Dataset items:
######

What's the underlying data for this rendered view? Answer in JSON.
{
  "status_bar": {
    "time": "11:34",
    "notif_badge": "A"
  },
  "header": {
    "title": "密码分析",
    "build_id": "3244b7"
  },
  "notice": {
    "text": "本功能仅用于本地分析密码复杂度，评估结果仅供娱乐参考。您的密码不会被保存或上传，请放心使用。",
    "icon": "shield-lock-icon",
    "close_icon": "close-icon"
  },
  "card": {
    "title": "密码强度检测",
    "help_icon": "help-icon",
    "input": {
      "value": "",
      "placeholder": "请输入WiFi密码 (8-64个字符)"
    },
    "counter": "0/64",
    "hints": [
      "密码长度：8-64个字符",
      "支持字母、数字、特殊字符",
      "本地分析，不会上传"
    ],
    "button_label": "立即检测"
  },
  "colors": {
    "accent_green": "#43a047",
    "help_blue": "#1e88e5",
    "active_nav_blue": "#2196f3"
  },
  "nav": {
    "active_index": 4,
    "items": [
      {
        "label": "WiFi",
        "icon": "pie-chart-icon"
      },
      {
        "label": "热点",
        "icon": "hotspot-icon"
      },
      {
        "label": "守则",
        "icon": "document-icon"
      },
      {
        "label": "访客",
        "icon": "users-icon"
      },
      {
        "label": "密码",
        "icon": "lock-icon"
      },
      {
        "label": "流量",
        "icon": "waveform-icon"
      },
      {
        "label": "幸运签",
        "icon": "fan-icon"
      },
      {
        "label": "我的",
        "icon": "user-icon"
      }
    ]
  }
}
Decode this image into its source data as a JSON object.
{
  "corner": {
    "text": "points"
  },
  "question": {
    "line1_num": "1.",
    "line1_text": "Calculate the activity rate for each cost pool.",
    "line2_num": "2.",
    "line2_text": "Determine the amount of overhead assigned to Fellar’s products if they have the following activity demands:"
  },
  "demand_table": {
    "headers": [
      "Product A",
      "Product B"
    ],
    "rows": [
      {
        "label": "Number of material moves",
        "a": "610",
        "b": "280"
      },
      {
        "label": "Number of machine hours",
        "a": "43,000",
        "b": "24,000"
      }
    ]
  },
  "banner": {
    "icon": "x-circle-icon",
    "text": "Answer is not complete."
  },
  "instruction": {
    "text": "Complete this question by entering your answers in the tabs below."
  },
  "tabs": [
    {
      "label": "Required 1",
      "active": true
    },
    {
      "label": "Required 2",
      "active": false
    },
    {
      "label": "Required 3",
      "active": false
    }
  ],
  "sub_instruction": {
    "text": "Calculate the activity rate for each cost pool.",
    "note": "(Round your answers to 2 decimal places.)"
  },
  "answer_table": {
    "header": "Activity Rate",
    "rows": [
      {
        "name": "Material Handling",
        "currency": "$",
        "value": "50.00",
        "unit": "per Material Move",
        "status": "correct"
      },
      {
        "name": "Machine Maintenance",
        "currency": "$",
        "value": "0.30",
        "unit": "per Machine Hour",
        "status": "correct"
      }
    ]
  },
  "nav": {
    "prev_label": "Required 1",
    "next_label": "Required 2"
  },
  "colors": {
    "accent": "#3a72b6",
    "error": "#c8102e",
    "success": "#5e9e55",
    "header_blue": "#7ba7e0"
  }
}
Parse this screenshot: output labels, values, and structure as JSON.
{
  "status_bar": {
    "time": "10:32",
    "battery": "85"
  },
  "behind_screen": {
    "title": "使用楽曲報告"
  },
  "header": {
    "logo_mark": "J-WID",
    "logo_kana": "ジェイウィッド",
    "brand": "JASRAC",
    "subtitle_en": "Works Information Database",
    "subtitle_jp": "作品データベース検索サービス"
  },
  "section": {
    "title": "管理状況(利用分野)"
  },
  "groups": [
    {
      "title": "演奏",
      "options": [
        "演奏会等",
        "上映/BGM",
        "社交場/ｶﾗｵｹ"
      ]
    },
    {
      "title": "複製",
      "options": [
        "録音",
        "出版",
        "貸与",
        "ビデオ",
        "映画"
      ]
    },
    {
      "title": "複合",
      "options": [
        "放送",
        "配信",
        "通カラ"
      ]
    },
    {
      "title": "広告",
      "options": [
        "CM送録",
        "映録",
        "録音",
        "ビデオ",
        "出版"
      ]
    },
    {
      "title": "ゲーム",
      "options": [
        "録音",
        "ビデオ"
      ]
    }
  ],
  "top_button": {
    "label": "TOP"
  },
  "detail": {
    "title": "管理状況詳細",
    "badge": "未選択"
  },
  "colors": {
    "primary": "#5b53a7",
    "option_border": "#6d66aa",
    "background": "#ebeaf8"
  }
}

######

*OBJECTIVE*: Consider the entries above and return each line with the string "tabs".

*REPLY TO THE TASK*:
    "text": "Complete this question by entering your answers in the tabs below."
  "tabs": [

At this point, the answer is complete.